— START Source data —
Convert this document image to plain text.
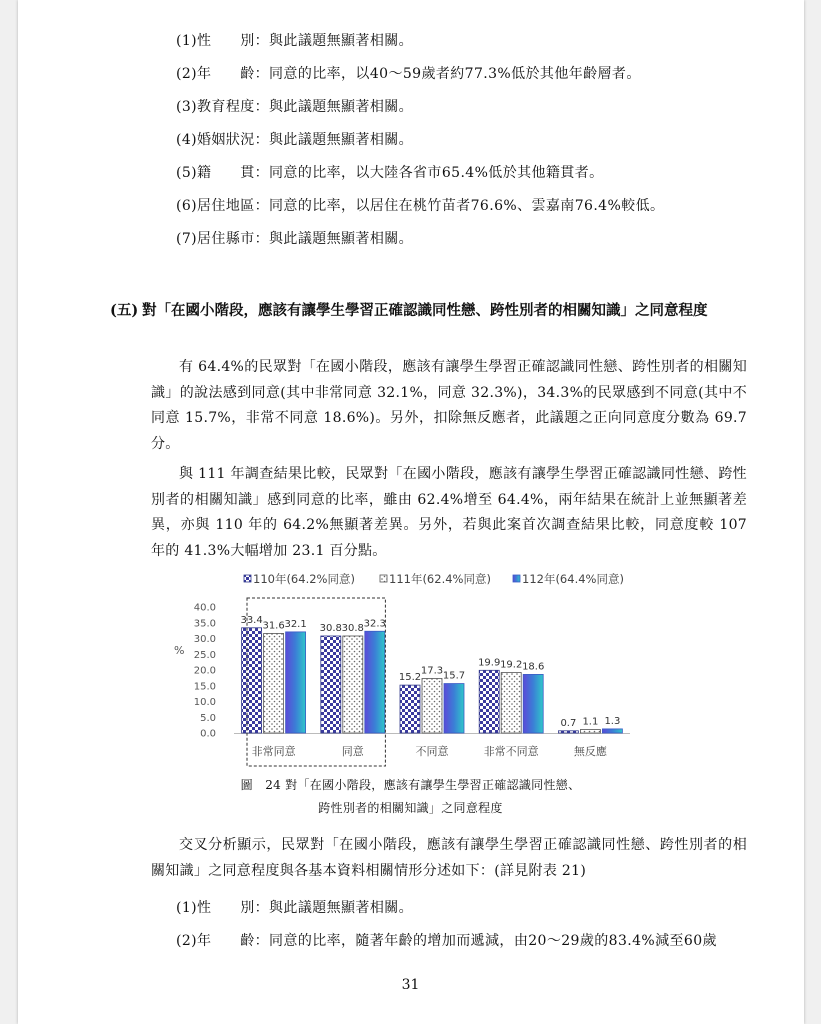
(1)性　　別：與此議題無顯著相關。
(2)年　　齡：同意的比率，以40～59歲者約77.3%低於其他年齡層者。
(3)教育程度：與此議題無顯著相關。
(4)婚姻狀況：與此議題無顯著相關。
(5)籍　　貫：同意的比率，以大陸各省市65.4%低於其他籍貫者。
(6)居住地區：同意的比率，以居住在桃竹苗者76.6%、雲嘉南76.4%較低。
(7)居住縣市：與此議題無顯著相關。
(五) 對「在國小階段，應該有讓學生學習正確認識同性戀、跨性別者的相關知識」之同意程度
有 64.4%的民眾對「在國小階段，應該有讓學生學習正確認識同性戀、跨性別者的相關知識」的說法感到同意(其中非常同意 32.1%，同意 32.3%)，34.3%的民眾感到不同意(其中不同意 15.7%，非常不同意 18.6%)。另外，扣除無反應者，此議題之正向同意度分數為 69.7 分。
與 111 年調查結果比較，民眾對「在國小階段，應該有讓學生學習正確認識同性戀、跨性別者的相關知識」感到同意的比率，雖由 62.4%增至 64.4%，兩年結果在統計上並無顯著差異，亦與 110 年的 64.2%無顯著差異。另外，若與此案首次調查結果比較，同意度較 107 年的 41.3%大幅增加 23.1 百分點。
110年(64.2%同意)	111年(62.4%同意)	112年(64.4%同意)
40.0
35.0
30.0
25.0
20.0
15.0
10.0
5.0
0.0
%
33.4
31.6 32.1 30.8 30.8 32.3
15.2
17.3 15.7
19.9 19.2 18.6
0.7 1.1 1.3
非常同意	同意	不同意	非常不同意	無反應
圖　24 對「在國小階段，應該有讓學生學習正確認識同性戀、
跨性別者的相關知識」之同意程度
交叉分析顯示，民眾對「在國小階段，應該有讓學生學習正確認識同性戀、跨性別者的相關知識」之同意程度與各基本資料相關情形分述如下：(詳見附表 21)
(1)性　　別：與此議題無顯著相關。
(2)年　　齡：同意的比率，隨著年齡的增加而遞減，由20～29歲的83.4%減至60歲
31
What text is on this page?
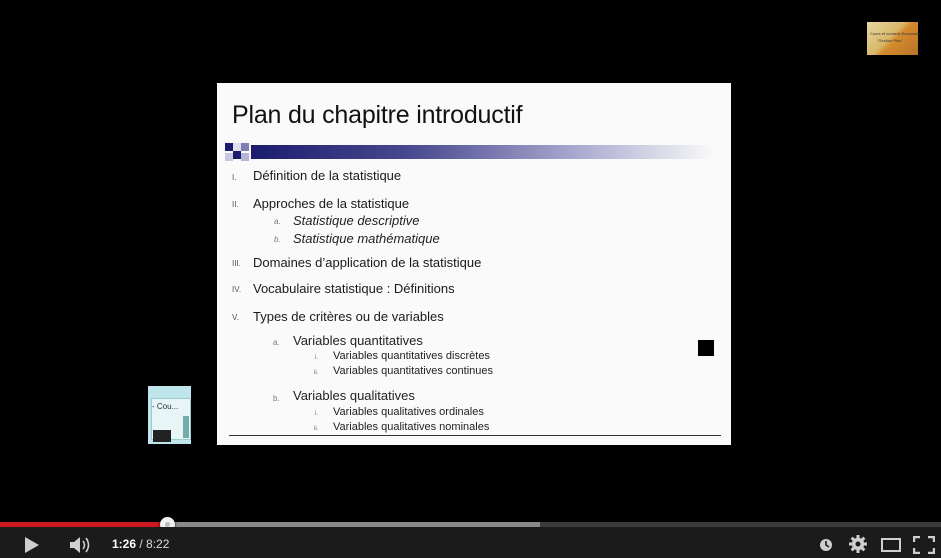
Plan du chapitre introductif
I. Définition de la statistique
II. Approches de la statistique
a. Statistique descriptive
b. Statistique mathématique
III. Domaines d’application de la statistique
IV. Vocabulaire statistique : Définitions
V. Types de critères ou de variables
a. Variables quantitatives
i. Variables quantitatives discrètes
ii. Variables quantitatives continues
b. Variables qualitatives
i. Variables qualitatives ordinales
ii. Variables qualitatives nominales
- Cou...
Cours et conseils Economie
"Gestion Plus"
1:26 / 8:22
— END Source data —
Task directions: Look through the entries and work out how many lines have the word "quantitatives" in them; reply with that number only.

Task solution: 3